_Selected extract_
What’s the Buzz?

Observant followers will have noted that there have been no Herdy Girl posts for three weeks.

There’s a simple explanation. (Though, in the midst of things, it feels complicated.) The beautiful place we’ve come to call home has been put up for auction; the hammer falls tomorrow.

It was a shock.

And now we’ve less than two months to buzz around and find a new place to live.  Thus the lack of posts.

Before you ask why we are not going to bid on the property ourselves, let me show you the specific Lake District location.

That arrow? It is pointing to our not-for-much-longer abode. Stunning, isn’t it?

Who wouldn’t want to live in a postcard view? That’s why we forewent jumping on the property ladder and risked renting here by Crummock Water, in spite of flooding and an old house with all sorts of issues.

That said, a property such as this is well beyond our current budget, especially when you factor in the difficulty of getting any sort of mortgage for a house that floods.

All that said – It has been worth it.

The caring community of Buttermere, Loweswater and Lorton have made it doubly so.  (When they heard of our plight, a call went out for any options to keep us in the community. My heart swells thinking about it. I love these people, and this place.)

As getting on the property ladder is a huge endeavour, this Herdy Girl will be heading back into full-time employment, as well.

It’s a lot of change. Thank God Best Beloved and I have got each other.

We are determined to maintain a positive attitude, to remember to live in the moment, and to remind one another that God’s got this.

Like bees in the blossoms, we will draw from this beauty some sustenance, some sweetness. And I will share what I glean with you here on Herdy Girl.

If you’re a praying person, please remember us in your prayers – both for the right home and the right job for this next chapter. If you are not a praying person, please hope for the best for BB and I as we travel a new, and possibly bumpy, patch of road.

Bee happy.

Peace,

Herdy Girl

 

What the heck’s a Herdy?

Hello! Glad you asked!

Two Herdwick hoggs or hoggets, at least a year old and before their first shearing.

Herdies, better known as Herdwick Sheep are the native breed of the Lake District and West Cumbria.  Their name is said to derive from the ancient Norse word herdvyck, meaning sheep pasture, and it is speculated that the ancestors of today’s Herdwick flocks were brought over during 10th and 11th century Viking invaders.

What historians do know is that 12th century documents highlight the importance of the breed to the area and its people.

_Provided records_
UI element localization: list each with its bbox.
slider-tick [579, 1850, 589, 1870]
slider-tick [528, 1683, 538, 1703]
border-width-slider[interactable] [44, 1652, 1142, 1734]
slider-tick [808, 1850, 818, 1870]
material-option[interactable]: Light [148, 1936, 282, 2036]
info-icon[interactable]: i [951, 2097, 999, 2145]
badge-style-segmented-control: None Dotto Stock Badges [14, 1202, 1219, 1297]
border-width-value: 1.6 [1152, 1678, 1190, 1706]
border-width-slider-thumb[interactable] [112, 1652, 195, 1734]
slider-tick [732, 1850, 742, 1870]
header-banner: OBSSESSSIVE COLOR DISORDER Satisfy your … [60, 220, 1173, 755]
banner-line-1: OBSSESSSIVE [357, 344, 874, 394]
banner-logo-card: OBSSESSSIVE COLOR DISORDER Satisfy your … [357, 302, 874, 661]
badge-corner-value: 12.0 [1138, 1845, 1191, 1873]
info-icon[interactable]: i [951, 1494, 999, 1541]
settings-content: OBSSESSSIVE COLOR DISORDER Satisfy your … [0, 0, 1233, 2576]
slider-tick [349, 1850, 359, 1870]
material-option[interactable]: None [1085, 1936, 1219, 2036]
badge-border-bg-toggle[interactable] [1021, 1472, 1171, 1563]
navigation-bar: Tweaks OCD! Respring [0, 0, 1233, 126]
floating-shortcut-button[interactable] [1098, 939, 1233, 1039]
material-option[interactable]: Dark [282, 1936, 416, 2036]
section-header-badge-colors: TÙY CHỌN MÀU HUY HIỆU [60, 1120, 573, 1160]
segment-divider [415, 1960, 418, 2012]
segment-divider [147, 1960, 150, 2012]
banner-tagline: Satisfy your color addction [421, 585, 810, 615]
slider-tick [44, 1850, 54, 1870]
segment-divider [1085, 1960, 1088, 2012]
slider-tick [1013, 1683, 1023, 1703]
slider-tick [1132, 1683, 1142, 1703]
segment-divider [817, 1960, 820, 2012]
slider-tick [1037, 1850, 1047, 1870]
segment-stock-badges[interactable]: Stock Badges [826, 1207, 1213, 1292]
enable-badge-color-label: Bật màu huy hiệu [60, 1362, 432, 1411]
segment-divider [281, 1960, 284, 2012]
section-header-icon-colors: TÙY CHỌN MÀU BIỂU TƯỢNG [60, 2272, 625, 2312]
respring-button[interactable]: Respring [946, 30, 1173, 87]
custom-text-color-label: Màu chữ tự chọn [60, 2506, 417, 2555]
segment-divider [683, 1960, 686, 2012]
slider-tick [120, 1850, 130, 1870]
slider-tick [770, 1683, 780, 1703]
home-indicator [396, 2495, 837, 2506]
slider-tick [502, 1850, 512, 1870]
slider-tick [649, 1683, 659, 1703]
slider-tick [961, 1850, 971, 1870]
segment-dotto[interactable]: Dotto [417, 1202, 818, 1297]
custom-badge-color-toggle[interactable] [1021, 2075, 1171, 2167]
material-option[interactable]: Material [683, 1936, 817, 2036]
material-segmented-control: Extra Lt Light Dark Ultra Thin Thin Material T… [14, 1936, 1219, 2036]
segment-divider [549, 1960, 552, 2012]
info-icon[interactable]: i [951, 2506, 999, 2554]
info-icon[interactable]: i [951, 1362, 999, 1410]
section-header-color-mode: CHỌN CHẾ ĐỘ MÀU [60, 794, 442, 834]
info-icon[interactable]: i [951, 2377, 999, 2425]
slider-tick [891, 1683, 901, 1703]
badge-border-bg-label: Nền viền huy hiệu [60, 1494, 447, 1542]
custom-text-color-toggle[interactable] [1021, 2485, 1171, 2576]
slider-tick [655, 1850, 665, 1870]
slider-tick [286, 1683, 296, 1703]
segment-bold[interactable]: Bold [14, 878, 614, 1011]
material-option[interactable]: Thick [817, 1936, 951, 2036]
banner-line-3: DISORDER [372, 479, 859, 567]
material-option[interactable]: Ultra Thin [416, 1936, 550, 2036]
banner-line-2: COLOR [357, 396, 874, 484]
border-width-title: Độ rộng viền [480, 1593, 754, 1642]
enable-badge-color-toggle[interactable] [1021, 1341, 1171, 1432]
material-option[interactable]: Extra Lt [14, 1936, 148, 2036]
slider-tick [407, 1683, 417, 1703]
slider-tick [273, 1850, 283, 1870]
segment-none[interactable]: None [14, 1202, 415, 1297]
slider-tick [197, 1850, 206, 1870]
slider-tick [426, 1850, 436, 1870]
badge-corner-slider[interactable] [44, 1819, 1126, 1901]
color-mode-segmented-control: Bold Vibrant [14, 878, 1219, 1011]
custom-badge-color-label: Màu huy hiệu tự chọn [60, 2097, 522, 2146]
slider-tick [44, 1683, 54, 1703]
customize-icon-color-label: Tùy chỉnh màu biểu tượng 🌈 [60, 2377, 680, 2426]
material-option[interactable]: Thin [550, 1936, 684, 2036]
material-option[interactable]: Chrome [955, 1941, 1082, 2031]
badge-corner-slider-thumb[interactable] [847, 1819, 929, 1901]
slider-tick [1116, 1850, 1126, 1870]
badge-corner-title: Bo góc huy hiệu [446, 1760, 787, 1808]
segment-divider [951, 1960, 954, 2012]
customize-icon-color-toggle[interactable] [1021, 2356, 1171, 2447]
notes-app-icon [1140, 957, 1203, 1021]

_Problems and tasks_
1: According to the Herdy Girl post, which body of water is the rented house beside?
2: Reproduce the listing verbatim, from its first line up to and including the line containing "border-width-value: 1.6 [1152, 1678, 1190, 1706]".
The post and the listing were taken from unrelated sources.

_Answers in order_
1: Crummock Water.

2:
UI element localization: list each with its bbox.
slider-tick [579, 1850, 589, 1870]
slider-tick [528, 1683, 538, 1703]
border-width-slider[interactable] [44, 1652, 1142, 1734]
slider-tick [808, 1850, 818, 1870]
material-option[interactable]: Light [148, 1936, 282, 2036]
info-icon[interactable]: i [951, 2097, 999, 2145]
badge-style-segmented-control: None Dotto Stock Badges [14, 1202, 1219, 1297]
border-width-value: 1.6 [1152, 1678, 1190, 1706]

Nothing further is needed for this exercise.